begin Listing

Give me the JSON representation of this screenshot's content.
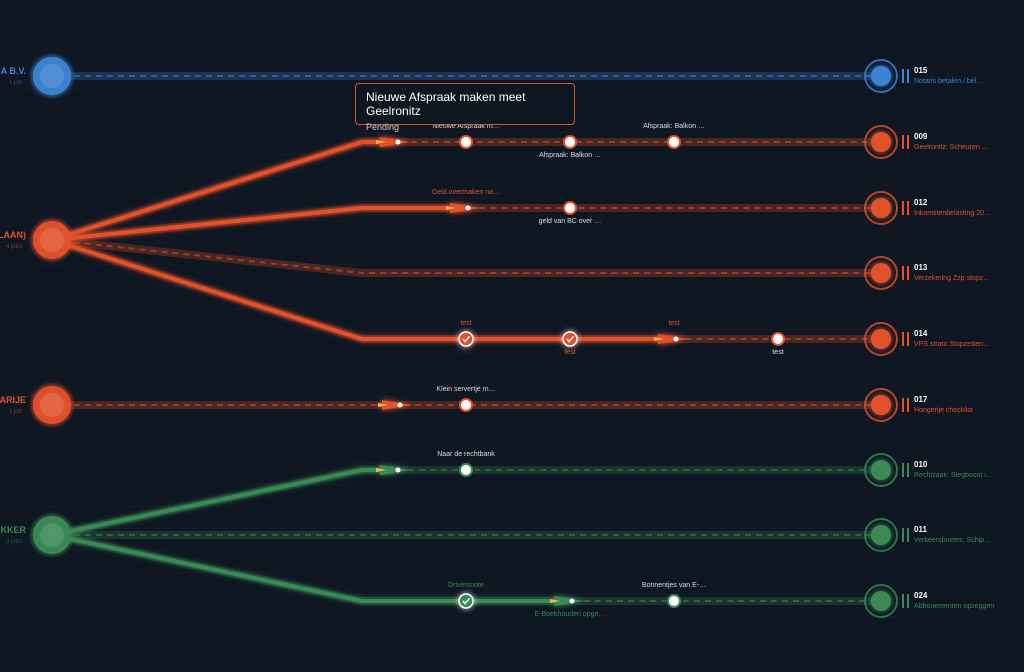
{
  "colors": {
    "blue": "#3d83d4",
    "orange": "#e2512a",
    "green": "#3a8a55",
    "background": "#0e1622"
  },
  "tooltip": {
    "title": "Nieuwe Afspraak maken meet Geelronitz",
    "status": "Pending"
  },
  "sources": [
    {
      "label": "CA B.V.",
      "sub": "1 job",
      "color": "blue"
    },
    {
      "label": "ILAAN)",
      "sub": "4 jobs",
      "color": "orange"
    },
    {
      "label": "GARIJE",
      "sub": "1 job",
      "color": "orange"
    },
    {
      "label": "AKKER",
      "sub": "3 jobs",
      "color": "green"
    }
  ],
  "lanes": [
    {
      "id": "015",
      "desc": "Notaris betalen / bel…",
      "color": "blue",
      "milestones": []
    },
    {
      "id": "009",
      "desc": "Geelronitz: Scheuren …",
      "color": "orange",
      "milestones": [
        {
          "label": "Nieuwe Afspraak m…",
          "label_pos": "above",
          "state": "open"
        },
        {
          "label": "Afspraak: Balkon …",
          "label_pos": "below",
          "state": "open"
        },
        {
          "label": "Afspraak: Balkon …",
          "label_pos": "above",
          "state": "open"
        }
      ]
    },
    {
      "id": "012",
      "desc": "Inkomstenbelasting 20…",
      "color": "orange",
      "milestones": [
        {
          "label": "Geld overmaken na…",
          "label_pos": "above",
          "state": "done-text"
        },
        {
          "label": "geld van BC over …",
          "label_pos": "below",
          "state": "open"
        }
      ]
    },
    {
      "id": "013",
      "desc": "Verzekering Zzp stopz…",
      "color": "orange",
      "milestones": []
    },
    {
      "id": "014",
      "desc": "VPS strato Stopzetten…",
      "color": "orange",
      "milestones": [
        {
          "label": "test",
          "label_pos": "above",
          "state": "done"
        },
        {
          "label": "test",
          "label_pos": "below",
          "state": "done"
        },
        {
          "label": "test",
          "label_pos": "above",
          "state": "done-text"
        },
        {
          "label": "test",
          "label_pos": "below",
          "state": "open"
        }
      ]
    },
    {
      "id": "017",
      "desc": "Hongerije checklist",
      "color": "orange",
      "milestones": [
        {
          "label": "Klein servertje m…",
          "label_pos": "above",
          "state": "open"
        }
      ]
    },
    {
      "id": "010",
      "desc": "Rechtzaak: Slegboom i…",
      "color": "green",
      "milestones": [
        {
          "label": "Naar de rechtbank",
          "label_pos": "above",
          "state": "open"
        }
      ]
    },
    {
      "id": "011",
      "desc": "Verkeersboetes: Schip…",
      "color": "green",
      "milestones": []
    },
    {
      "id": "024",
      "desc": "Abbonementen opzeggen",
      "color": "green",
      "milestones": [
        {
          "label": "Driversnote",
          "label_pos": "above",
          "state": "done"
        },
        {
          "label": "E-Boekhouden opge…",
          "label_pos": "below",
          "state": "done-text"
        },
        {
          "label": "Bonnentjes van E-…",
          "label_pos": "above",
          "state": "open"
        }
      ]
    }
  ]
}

end Listing
begin Listing

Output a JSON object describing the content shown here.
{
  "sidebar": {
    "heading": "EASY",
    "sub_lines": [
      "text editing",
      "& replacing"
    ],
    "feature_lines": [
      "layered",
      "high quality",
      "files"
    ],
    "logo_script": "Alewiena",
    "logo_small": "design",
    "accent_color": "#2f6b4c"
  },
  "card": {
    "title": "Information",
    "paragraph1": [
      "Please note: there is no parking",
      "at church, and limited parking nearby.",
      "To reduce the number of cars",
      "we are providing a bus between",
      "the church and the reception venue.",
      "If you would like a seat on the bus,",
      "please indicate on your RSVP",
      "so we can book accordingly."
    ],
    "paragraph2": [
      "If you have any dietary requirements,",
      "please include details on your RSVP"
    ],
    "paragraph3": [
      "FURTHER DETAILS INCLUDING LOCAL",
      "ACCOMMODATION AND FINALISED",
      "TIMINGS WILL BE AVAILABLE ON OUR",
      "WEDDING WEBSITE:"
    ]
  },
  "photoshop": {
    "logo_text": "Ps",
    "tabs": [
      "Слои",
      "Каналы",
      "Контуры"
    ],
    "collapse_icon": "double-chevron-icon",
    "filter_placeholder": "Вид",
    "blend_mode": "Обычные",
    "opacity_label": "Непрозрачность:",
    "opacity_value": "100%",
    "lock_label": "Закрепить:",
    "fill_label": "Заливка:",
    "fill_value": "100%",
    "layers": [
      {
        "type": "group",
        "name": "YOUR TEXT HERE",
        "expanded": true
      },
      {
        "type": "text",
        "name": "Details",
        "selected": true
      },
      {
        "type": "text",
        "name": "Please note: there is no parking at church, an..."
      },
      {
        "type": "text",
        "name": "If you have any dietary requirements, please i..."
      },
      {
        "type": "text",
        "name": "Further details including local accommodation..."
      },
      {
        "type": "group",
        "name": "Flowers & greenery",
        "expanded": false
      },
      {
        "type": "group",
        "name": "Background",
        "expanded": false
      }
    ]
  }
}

end Listing

Description of the task> Identify every line where the string "requirements" appears.

Task response>
      "If you have any dietary requirements,",
        "name": "If you have any dietary requirements, please i..."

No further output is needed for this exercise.